**Your objective**
Copy everything in the workshop announcement below from "Putting imagination, experience, empathy, and" down to "today’s book market?", switching "empathy" to "compassion".

**Extracted text**
Press Release Fun: Creating an Authentic Cultural Voice

The Highlights Foundation has these “Founders Workshops” which, in spite of their mildly intimidating name (founders . . . booga booga) tend to sound pretty darn cool. This one is no exception.  Observe:

Putting imagination, experience, empathy, and research to work for you

Children’s literature celebrates both our shared history and our unique cultures. Join Donna Jo Napoli (Bound) and Mitali Perkins (Bamboo People) as they help us understand the power of writing with a strong cultural voice. Through impeccable research, imagination, empathy, and experience, a true cultural voice can be achieved. Our goal is to gather a community of open-minded children’s book authors who wish to think deeply about:

  • Who has the right to write multiculturally?
  • How do we bring humility to our research?
  • What audience are we writing for?
  • Does the term “multicultural literature” match the needs of today’s book market?

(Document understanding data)
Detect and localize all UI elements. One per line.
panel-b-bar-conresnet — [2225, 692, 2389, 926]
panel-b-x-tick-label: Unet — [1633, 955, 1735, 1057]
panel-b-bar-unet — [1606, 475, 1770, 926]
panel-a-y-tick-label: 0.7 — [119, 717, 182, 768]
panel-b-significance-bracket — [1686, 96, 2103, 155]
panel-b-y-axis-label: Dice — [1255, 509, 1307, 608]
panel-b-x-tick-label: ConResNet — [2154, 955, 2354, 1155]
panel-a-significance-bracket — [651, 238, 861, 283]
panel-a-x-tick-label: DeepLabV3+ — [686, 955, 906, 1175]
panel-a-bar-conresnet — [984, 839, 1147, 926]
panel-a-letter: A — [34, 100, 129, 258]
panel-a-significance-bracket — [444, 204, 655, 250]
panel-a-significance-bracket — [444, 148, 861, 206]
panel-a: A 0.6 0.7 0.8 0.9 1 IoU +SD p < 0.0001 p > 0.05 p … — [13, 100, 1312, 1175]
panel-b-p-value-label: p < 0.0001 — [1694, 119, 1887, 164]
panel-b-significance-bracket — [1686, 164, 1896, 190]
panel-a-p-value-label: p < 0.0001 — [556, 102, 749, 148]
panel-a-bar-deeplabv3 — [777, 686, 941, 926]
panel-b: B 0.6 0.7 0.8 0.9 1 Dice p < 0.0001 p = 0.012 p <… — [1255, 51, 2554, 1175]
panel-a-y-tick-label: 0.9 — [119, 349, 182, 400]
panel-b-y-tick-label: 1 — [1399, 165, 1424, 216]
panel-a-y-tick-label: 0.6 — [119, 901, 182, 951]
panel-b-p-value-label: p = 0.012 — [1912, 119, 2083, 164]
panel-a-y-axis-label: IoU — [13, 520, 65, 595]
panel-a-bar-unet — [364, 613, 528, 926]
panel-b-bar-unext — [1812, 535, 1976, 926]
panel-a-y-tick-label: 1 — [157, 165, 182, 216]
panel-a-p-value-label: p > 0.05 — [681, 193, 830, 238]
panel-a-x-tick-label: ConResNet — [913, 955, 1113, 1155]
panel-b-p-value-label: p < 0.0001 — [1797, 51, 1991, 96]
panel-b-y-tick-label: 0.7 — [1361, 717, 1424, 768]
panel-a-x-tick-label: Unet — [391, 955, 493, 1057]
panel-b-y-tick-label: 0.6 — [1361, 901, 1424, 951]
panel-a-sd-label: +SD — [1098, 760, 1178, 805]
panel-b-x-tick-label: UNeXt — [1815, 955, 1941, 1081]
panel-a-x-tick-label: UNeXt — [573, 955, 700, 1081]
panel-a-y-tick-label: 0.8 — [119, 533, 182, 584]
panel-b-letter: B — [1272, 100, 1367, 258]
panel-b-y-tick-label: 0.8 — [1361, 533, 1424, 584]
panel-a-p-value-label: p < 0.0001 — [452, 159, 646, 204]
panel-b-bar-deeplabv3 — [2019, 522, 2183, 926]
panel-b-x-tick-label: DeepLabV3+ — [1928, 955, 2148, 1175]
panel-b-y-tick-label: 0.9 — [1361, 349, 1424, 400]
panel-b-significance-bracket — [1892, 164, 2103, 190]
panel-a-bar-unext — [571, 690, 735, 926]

**The answer**
Putting imagination, experience, compassion, and research to work for you

Children’s literature celebrates both our shared history and our unique cultures. Join Donna Jo Napoli (Bound) and Mitali Perkins (Bamboo People) as they help us understand the power of writing with a strong cultural voice. Through impeccable research, imagination, compassion, and experience, a true cultural voice can be achieved. Our goal is to gather a community of open-minded children’s book authors who wish to think deeply about:

  • Who has the right to write multiculturally?
  • How do we bring humility to our research?
  • What audience are we writing for?
  • Does the term “multicultural literature” match the needs of today’s book market?